— start of Material shown —

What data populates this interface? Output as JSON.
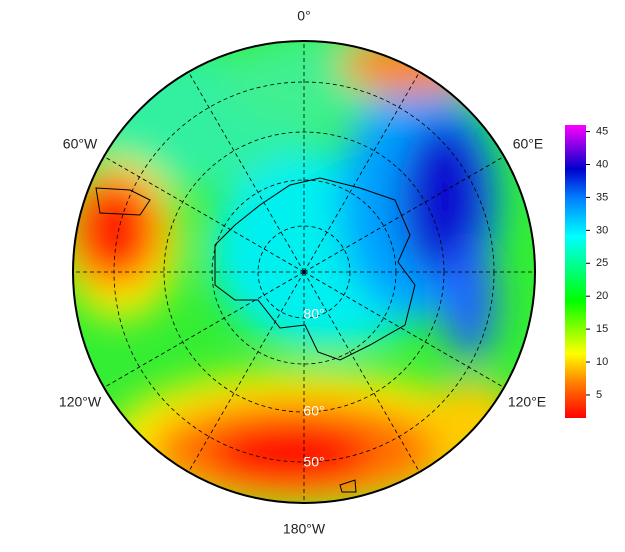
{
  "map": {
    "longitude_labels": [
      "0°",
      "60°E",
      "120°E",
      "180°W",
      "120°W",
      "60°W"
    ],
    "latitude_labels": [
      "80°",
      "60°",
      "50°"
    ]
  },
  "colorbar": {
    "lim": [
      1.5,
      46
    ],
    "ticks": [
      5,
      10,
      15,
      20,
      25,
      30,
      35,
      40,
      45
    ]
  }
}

— end of Material shown —

> _Task brief_
Output all of the entries verbatim, leaving out any images.

> _Exercise solution_
What data populates this interface? Output as JSON.
{
  "map": {
    "longitude_labels": [
      "0°",
      "60°E",
      "120°E",
      "180°W",
      "120°W",
      "60°W"
    ],
    "latitude_labels": [
      "80°",
      "60°",
      "50°"
    ]
  },
  "colorbar": {
    "lim": [
      1.5,
      46
    ],
    "ticks": [
      5,
      10,
      15,
      20,
      25,
      30,
      35,
      40,
      45
    ]
  }
}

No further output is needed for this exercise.